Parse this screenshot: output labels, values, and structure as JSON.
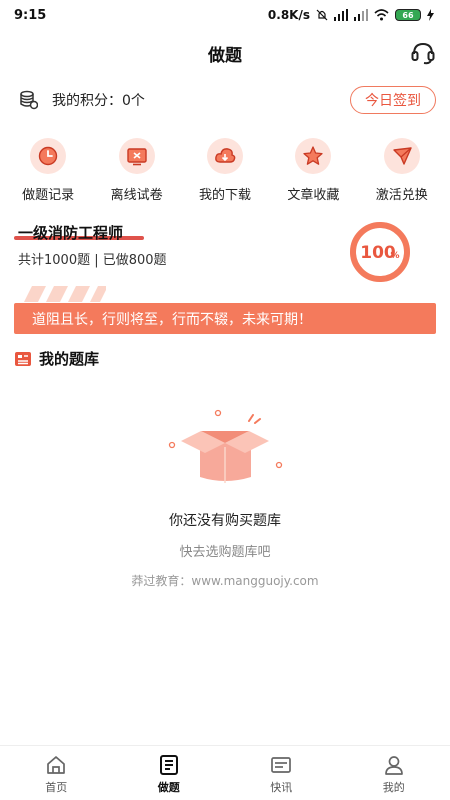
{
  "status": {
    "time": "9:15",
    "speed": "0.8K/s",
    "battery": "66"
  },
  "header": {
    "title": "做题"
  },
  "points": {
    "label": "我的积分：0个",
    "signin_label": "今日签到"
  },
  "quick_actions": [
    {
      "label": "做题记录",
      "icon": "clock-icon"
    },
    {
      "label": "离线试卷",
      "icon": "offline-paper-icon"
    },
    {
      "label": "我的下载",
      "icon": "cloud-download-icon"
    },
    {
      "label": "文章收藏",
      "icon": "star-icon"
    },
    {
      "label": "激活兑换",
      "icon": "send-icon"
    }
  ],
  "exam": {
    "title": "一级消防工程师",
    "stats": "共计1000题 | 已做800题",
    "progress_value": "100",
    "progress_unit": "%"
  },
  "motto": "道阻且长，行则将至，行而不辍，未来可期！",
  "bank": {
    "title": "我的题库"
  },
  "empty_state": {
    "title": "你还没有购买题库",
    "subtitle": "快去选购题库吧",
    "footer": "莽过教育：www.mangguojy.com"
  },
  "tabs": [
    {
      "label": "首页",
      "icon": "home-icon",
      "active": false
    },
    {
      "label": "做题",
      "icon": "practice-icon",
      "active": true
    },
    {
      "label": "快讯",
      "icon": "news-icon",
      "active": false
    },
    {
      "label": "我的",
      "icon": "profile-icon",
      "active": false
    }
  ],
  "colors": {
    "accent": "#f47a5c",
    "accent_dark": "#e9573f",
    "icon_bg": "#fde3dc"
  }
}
#####
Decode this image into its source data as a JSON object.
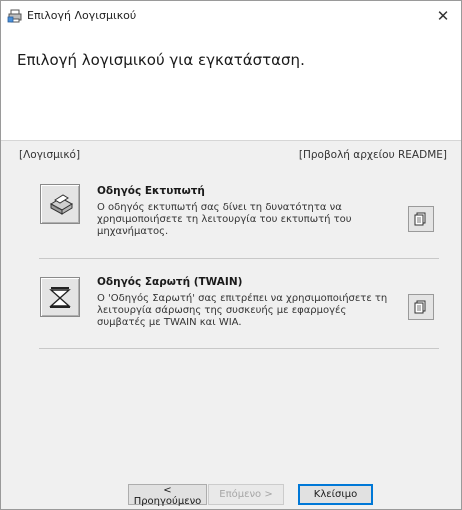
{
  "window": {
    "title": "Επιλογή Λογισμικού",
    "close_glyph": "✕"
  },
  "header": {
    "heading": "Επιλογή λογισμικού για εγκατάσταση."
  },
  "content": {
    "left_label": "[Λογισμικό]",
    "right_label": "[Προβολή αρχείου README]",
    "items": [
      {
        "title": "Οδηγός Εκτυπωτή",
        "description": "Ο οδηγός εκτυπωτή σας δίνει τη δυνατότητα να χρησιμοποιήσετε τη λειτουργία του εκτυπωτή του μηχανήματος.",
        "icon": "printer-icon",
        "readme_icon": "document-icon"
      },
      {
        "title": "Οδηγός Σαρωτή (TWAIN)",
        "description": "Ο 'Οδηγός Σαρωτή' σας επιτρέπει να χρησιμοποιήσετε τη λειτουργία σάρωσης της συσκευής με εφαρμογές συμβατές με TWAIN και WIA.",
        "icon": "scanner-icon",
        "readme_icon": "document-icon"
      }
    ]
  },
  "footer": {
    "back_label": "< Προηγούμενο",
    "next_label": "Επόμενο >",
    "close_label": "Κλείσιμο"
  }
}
#####
Answer with one number only: how many lines above contain the word "footer".

• Answer: 2